WORK INSTRUCTIONS: Write every line of the material out exactly as shown.

EXTRACTED ENTRIES:
· · · · · · ·

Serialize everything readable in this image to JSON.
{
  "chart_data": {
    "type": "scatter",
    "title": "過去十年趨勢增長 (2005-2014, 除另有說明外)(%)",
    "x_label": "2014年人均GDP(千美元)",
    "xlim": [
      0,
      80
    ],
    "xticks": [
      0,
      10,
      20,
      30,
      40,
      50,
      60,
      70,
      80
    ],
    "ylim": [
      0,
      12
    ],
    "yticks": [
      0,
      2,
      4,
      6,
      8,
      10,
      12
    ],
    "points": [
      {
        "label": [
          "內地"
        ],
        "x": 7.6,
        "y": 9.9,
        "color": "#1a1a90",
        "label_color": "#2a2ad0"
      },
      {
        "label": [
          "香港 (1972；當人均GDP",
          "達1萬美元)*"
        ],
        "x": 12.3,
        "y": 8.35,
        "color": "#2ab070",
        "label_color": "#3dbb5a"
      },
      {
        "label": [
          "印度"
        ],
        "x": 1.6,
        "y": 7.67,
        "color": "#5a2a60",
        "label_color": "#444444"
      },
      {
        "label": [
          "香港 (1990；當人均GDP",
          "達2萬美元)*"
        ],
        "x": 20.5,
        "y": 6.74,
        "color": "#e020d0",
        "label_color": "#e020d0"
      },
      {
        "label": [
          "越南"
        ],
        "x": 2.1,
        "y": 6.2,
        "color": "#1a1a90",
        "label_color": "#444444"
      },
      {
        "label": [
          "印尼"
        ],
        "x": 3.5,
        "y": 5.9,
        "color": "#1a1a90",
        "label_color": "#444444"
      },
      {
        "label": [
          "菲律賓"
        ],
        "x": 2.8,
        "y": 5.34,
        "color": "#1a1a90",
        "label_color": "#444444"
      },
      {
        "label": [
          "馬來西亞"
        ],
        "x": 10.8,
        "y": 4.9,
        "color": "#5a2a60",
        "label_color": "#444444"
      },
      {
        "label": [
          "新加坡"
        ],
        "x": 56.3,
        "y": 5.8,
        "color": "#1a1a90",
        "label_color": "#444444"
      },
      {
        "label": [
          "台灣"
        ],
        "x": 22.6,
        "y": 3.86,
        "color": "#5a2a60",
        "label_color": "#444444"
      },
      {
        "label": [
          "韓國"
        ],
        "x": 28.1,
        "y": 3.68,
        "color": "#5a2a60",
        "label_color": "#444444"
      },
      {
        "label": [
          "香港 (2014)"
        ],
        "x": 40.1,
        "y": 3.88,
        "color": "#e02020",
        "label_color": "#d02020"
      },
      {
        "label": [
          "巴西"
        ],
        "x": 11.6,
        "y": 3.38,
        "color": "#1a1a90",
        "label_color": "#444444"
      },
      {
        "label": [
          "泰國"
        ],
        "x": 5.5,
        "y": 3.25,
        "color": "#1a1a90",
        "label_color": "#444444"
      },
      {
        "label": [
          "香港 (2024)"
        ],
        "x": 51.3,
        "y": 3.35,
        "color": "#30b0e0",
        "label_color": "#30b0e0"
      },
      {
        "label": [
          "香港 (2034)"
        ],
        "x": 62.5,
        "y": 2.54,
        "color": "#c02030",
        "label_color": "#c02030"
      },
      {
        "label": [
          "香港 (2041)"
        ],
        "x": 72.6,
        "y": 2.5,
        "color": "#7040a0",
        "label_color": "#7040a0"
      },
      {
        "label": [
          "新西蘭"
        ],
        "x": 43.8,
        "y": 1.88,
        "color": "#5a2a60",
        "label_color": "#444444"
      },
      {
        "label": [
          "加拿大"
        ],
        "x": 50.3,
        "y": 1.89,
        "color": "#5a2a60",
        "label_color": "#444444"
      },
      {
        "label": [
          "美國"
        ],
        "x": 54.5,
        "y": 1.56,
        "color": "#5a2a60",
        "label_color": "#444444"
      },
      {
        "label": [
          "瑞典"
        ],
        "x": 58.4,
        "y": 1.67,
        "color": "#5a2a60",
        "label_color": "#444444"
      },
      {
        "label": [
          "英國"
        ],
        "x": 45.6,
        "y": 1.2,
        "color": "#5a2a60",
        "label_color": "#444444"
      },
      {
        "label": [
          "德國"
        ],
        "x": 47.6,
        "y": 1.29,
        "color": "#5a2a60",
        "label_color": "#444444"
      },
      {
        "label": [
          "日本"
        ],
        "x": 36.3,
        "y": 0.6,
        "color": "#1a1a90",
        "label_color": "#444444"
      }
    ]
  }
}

· · · · · · ·

SOLUTION TO THIS EXERCISE:
Serialize everything readable in this image to JSON.
{
  "chart_data": {
    "type": "scatter",
    "title": "過去十年趨勢增長 (2005-2014, 除另有說明外)(%)",
    "x_label": "2014年人均GDP(千美元)",
    "xlim": [
      0,
      80
    ],
    "xticks": [
      0,
      10,
      20,
      30,
      40,
      50,
      60,
      70,
      80
    ],
    "ylim": [
      0,
      12
    ],
    "yticks": [
      0,
      2,
      4,
      6,
      8,
      10,
      12
    ],
    "points": [
      {
        "label": [
          "內地"
        ],
        "x": 7.6,
        "y": 9.9,
        "color": "#1a1a90",
        "label_color": "#2a2ad0"
      },
      {
        "label": [
          "香港 (1972；當人均GDP",
          "達1萬美元)*"
        ],
        "x": 12.3,
        "y": 8.35,
        "color": "#2ab070",
        "label_color": "#3dbb5a"
      },
      {
        "label": [
          "印度"
        ],
        "x": 1.6,
        "y": 7.67,
        "color": "#5a2a60",
        "label_color": "#444444"
      },
      {
        "label": [
          "香港 (1990；當人均GDP",
          "達2萬美元)*"
        ],
        "x": 20.5,
        "y": 6.74,
        "color": "#e020d0",
        "label_color": "#e020d0"
      },
      {
        "label": [
          "越南"
        ],
        "x": 2.1,
        "y": 6.2,
        "color": "#1a1a90",
        "label_color": "#444444"
      },
      {
        "label": [
          "印尼"
        ],
        "x": 3.5,
        "y": 5.9,
        "color": "#1a1a90",
        "label_color": "#444444"
      },
      {
        "label": [
          "菲律賓"
        ],
        "x": 2.8,
        "y": 5.34,
        "color": "#1a1a90",
        "label_color": "#444444"
      },
      {
        "label": [
          "馬來西亞"
        ],
        "x": 10.8,
        "y": 4.9,
        "color": "#5a2a60",
        "label_color": "#444444"
      },
      {
        "label": [
          "新加坡"
        ],
        "x": 56.3,
        "y": 5.8,
        "color": "#1a1a90",
        "label_color": "#444444"
      },
      {
        "label": [
          "台灣"
        ],
        "x": 22.6,
        "y": 3.86,
        "color": "#5a2a60",
        "label_color": "#444444"
      },
      {
        "label": [
          "韓國"
        ],
        "x": 28.1,
        "y": 3.68,
        "color": "#5a2a60",
        "label_color": "#444444"
      },
      {
        "label": [
          "香港 (2014)"
        ],
        "x": 40.1,
        "y": 3.88,
        "color": "#e02020",
        "label_color": "#d02020"
      },
      {
        "label": [
          "巴西"
        ],
        "x": 11.6,
        "y": 3.38,
        "color": "#1a1a90",
        "label_color": "#444444"
      },
      {
        "label": [
          "泰國"
        ],
        "x": 5.5,
        "y": 3.25,
        "color": "#1a1a90",
        "label_color": "#444444"
      },
      {
        "label": [
          "香港 (2024)"
        ],
        "x": 51.3,
        "y": 3.35,
        "color": "#30b0e0",
        "label_color": "#30b0e0"
      },
      {
        "label": [
          "香港 (2034)"
        ],
        "x": 62.5,
        "y": 2.54,
        "color": "#c02030",
        "label_color": "#c02030"
      },
      {
        "label": [
          "香港 (2041)"
        ],
        "x": 72.6,
        "y": 2.5,
        "color": "#7040a0",
        "label_color": "#7040a0"
      },
      {
        "label": [
          "新西蘭"
        ],
        "x": 43.8,
        "y": 1.88,
        "color": "#5a2a60",
        "label_color": "#444444"
      },
      {
        "label": [
          "加拿大"
        ],
        "x": 50.3,
        "y": 1.89,
        "color": "#5a2a60",
        "label_color": "#444444"
      },
      {
        "label": [
          "美國"
        ],
        "x": 54.5,
        "y": 1.56,
        "color": "#5a2a60",
        "label_color": "#444444"
      },
      {
        "label": [
          "瑞典"
        ],
        "x": 58.4,
        "y": 1.67,
        "color": "#5a2a60",
        "label_color": "#444444"
      },
      {
        "label": [
          "英國"
        ],
        "x": 45.6,
        "y": 1.2,
        "color": "#5a2a60",
        "label_color": "#444444"
      },
      {
        "label": [
          "德國"
        ],
        "x": 47.6,
        "y": 1.29,
        "color": "#5a2a60",
        "label_color": "#444444"
      },
      {
        "label": [
          "日本"
        ],
        "x": 36.3,
        "y": 0.6,
        "color": "#1a1a90",
        "label_color": "#444444"
      }
    ]
  }
}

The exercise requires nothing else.